Source data
■ ■ ■

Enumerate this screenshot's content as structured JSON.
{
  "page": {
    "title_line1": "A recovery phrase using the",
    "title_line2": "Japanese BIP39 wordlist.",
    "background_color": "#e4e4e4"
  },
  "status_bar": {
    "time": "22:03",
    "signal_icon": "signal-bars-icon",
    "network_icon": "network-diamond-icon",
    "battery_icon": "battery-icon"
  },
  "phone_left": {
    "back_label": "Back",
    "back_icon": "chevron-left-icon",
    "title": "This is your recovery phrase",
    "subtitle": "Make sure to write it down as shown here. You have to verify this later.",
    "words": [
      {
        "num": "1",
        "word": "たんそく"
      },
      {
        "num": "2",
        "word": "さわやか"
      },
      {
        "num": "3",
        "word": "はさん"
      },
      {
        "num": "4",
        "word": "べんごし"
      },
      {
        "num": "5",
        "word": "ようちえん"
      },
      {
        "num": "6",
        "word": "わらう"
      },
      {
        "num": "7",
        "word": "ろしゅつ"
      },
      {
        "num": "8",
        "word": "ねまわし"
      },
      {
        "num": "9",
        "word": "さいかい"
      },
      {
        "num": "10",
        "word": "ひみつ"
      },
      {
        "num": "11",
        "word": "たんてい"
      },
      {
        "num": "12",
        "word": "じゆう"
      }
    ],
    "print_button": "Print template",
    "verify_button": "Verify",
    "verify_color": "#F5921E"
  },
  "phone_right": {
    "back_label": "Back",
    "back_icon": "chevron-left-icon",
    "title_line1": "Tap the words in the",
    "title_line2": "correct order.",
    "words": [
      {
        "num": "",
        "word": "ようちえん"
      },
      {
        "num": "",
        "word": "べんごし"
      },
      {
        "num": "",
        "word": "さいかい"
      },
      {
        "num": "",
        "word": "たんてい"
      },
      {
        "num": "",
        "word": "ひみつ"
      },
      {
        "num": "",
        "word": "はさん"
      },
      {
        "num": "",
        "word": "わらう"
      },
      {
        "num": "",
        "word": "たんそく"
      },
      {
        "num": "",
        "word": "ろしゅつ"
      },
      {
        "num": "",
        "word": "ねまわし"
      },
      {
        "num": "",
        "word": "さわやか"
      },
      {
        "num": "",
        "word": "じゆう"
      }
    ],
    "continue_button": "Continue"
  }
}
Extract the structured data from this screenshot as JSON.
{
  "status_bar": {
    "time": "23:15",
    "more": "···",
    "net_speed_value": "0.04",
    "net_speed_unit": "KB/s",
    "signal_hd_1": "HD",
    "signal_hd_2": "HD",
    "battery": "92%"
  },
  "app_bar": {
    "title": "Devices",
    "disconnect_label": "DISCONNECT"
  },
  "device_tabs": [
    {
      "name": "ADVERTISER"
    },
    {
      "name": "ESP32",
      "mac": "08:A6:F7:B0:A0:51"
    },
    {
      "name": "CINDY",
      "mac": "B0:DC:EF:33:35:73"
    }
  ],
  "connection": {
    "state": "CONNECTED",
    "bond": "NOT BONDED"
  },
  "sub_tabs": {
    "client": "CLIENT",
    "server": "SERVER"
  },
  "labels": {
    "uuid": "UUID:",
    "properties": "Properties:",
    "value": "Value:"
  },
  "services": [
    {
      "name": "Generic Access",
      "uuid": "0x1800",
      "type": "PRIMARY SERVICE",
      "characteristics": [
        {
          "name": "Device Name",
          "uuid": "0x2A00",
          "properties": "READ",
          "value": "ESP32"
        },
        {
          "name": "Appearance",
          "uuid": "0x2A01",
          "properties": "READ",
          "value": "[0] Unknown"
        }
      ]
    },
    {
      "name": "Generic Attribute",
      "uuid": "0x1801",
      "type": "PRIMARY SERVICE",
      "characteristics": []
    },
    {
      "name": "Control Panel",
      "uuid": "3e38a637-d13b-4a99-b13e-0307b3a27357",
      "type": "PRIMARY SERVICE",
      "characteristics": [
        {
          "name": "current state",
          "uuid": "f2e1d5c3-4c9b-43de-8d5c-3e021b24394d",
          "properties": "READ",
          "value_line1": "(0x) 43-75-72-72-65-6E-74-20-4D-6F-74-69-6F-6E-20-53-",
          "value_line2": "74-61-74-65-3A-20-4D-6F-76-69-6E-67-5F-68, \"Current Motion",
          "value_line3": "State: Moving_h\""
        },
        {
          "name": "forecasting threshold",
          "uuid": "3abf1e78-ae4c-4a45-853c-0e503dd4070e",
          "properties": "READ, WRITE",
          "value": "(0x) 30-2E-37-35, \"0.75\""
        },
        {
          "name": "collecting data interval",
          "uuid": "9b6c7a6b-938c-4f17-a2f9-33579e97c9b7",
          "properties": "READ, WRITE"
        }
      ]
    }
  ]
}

■ ■ ■

=== Task objective ===
Reproduce all of the entries word for word.

=== Final result ===
Enumerate this screenshot's content as structured JSON.
{
  "page": {
    "title_line1": "A recovery phrase using the",
    "title_line2": "Japanese BIP39 wordlist.",
    "background_color": "#e4e4e4"
  },
  "status_bar": {
    "time": "22:03",
    "signal_icon": "signal-bars-icon",
    "network_icon": "network-diamond-icon",
    "battery_icon": "battery-icon"
  },
  "phone_left": {
    "back_label": "Back",
    "back_icon": "chevron-left-icon",
    "title": "This is your recovery phrase",
    "subtitle": "Make sure to write it down as shown here. You have to verify this later.",
    "words": [
      {
        "num": "1",
        "word": "たんそく"
      },
      {
        "num": "2",
        "word": "さわやか"
      },
      {
        "num": "3",
        "word": "はさん"
      },
      {
        "num": "4",
        "word": "べんごし"
      },
      {
        "num": "5",
        "word": "ようちえん"
      },
      {
        "num": "6",
        "word": "わらう"
      },
      {
        "num": "7",
        "word": "ろしゅつ"
      },
      {
        "num": "8",
        "word": "ねまわし"
      },
      {
        "num": "9",
        "word": "さいかい"
      },
      {
        "num": "10",
        "word": "ひみつ"
      },
      {
        "num": "11",
        "word": "たんてい"
      },
      {
        "num": "12",
        "word": "じゆう"
      }
    ],
    "print_button": "Print template",
    "verify_button": "Verify",
    "verify_color": "#F5921E"
  },
  "phone_right": {
    "back_label": "Back",
    "back_icon": "chevron-left-icon",
    "title_line1": "Tap the words in the",
    "title_line2": "correct order.",
    "words": [
      {
        "num": "",
        "word": "ようちえん"
      },
      {
        "num": "",
        "word": "べんごし"
      },
      {
        "num": "",
        "word": "さいかい"
      },
      {
        "num": "",
        "word": "たんてい"
      },
      {
        "num": "",
        "word": "ひみつ"
      },
      {
        "num": "",
        "word": "はさん"
      },
      {
        "num": "",
        "word": "わらう"
      },
      {
        "num": "",
        "word": "たんそく"
      },
      {
        "num": "",
        "word": "ろしゅつ"
      },
      {
        "num": "",
        "word": "ねまわし"
      },
      {
        "num": "",
        "word": "さわやか"
      },
      {
        "num": "",
        "word": "じゆう"
      }
    ],
    "continue_button": "Continue"
  }
}
Extract the structured data from this screenshot as JSON.
{
  "status_bar": {
    "time": "23:15",
    "more": "···",
    "net_speed_value": "0.04",
    "net_speed_unit": "KB/s",
    "signal_hd_1": "HD",
    "signal_hd_2": "HD",
    "battery": "92%"
  },
  "app_bar": {
    "title": "Devices",
    "disconnect_label": "DISCONNECT"
  },
  "device_tabs": [
    {
      "name": "ADVERTISER"
    },
    {
      "name": "ESP32",
      "mac": "08:A6:F7:B0:A0:51"
    },
    {
      "name": "CINDY",
      "mac": "B0:DC:EF:33:35:73"
    }
  ],
  "connection": {
    "state": "CONNECTED",
    "bond": "NOT BONDED"
  },
  "sub_tabs": {
    "client": "CLIENT",
    "server": "SERVER"
  },
  "labels": {
    "uuid": "UUID:",
    "properties": "Properties:",
    "value": "Value:"
  },
  "services": [
    {
      "name": "Generic Access",
      "uuid": "0x1800",
      "type": "PRIMARY SERVICE",
      "characteristics": [
        {
          "name": "Device Name",
          "uuid": "0x2A00",
          "properties": "READ",
          "value": "ESP32"
        },
        {
          "name": "Appearance",
          "uuid": "0x2A01",
          "properties": "READ",
          "value": "[0] Unknown"
        }
      ]
    },
    {
      "name": "Generic Attribute",
      "uuid": "0x1801",
      "type": "PRIMARY SERVICE",
      "characteristics": []
    },
    {
      "name": "Control Panel",
      "uuid": "3e38a637-d13b-4a99-b13e-0307b3a27357",
      "type": "PRIMARY SERVICE",
      "characteristics": [
        {
          "name": "current state",
          "uuid": "f2e1d5c3-4c9b-43de-8d5c-3e021b24394d",
          "properties": "READ",
          "value_line1": "(0x) 43-75-72-72-65-6E-74-20-4D-6F-74-69-6F-6E-20-53-",
          "value_line2": "74-61-74-65-3A-20-4D-6F-76-69-6E-67-5F-68, \"Current Motion",
          "value_line3": "State: Moving_h\""
        },
        {
          "name": "forecasting threshold",
          "uuid": "3abf1e78-ae4c-4a45-853c-0e503dd4070e",
          "properties": "READ, WRITE",
          "value": "(0x) 30-2E-37-35, \"0.75\""
        },
        {
          "name": "collecting data interval",
          "uuid": "9b6c7a6b-938c-4f17-a2f9-33579e97c9b7",
          "properties": "READ, WRITE"
        }
      ]
    }
  ]
}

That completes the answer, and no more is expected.